Data entries:
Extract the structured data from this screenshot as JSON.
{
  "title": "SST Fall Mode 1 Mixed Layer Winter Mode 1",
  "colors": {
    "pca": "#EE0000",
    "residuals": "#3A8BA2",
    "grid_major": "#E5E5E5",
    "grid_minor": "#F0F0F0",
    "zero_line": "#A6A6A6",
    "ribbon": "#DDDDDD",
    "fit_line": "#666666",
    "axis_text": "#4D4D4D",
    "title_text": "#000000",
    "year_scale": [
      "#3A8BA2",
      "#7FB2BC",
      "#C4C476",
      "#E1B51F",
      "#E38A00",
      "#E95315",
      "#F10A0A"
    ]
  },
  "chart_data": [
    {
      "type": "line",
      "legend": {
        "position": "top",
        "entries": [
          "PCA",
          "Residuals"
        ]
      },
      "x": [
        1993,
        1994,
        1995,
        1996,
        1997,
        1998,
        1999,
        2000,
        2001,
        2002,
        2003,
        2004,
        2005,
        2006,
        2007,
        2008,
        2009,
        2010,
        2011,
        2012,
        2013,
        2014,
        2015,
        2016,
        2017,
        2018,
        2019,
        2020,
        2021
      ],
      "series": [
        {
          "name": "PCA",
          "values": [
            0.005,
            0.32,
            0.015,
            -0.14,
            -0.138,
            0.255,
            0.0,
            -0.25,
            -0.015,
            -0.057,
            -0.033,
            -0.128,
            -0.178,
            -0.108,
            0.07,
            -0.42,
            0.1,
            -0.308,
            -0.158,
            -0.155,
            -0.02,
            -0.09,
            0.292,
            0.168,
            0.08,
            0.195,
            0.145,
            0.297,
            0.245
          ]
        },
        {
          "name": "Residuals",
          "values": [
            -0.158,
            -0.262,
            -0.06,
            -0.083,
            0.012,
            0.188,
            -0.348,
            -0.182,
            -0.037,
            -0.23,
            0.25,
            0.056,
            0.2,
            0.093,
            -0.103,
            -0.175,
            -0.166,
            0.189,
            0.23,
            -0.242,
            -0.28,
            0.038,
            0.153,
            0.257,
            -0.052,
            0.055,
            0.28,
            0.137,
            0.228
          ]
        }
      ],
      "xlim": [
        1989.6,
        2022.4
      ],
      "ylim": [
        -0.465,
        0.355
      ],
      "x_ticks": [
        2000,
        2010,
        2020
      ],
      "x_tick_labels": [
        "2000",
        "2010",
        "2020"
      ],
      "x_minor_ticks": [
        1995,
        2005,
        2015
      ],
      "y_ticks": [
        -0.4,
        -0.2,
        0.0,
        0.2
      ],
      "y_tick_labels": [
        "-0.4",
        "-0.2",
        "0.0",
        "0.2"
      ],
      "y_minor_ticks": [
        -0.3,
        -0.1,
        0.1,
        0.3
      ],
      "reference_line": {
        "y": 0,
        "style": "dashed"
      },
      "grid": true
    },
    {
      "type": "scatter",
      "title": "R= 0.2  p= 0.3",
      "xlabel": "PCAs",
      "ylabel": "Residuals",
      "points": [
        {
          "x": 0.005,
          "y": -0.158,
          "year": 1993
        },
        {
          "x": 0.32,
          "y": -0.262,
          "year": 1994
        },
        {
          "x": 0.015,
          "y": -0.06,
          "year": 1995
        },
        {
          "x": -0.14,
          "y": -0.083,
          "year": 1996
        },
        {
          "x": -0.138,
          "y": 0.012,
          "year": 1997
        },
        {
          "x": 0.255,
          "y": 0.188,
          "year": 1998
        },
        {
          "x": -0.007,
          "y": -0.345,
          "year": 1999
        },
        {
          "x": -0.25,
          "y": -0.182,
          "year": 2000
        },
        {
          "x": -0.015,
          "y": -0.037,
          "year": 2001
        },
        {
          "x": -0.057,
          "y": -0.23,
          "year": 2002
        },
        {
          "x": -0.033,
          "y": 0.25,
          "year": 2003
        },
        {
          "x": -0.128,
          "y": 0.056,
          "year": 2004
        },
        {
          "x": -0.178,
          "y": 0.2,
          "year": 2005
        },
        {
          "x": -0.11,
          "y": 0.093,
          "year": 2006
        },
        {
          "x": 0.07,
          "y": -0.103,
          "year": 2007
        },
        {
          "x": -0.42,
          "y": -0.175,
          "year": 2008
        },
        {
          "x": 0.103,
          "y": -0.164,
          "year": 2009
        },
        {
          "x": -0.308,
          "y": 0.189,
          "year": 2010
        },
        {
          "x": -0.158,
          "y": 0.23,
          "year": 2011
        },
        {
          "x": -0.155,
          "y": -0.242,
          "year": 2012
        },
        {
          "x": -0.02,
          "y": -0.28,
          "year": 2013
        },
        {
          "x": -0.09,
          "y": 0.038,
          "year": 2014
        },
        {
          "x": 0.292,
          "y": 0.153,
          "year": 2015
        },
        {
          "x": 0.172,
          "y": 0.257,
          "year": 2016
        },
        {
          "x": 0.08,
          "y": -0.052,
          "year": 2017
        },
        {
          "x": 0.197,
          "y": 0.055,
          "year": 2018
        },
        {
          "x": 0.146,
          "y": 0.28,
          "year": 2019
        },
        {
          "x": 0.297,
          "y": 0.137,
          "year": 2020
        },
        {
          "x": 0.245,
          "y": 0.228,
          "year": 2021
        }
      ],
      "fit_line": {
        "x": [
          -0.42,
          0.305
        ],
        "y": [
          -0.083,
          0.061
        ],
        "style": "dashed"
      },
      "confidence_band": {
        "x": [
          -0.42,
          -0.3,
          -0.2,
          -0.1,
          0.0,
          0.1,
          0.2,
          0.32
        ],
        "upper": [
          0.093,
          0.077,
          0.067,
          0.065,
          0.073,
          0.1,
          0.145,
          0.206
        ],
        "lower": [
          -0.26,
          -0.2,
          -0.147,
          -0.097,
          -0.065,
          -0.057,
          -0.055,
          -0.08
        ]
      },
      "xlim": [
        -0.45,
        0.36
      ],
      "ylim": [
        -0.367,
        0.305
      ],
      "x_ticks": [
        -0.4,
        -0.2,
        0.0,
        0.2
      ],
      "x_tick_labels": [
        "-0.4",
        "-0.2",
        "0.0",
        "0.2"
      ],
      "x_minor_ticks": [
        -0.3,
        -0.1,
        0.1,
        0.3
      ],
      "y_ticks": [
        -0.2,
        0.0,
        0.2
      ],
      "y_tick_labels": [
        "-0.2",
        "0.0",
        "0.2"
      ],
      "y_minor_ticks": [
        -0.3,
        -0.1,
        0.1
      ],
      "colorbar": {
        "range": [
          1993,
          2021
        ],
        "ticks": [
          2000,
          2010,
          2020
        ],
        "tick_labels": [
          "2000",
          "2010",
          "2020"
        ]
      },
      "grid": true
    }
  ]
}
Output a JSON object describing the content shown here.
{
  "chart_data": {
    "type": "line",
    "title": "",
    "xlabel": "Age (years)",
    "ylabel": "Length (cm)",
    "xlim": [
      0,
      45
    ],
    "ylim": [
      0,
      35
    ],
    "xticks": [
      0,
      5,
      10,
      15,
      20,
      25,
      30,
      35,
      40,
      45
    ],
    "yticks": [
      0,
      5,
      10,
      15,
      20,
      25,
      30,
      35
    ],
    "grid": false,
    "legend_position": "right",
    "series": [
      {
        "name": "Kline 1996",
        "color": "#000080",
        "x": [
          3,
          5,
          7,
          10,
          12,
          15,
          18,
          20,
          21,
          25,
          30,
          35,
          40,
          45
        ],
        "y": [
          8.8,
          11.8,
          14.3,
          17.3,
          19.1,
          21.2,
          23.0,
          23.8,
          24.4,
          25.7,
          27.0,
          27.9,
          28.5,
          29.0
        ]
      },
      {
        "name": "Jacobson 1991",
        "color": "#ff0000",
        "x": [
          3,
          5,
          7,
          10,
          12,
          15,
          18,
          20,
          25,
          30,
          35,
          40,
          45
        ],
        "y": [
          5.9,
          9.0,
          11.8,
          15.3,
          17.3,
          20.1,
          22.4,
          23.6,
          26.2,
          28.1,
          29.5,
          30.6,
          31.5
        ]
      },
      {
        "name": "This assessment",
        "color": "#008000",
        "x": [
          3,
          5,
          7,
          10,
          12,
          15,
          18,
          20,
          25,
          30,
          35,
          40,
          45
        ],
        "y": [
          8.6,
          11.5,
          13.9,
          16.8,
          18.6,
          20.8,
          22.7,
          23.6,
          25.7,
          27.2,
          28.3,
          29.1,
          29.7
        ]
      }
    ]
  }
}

• TASK DIRECTIONS: For the entries shown above, give the number of lines that include the word "JSON", without any other text.

• RESULT BELOW: 2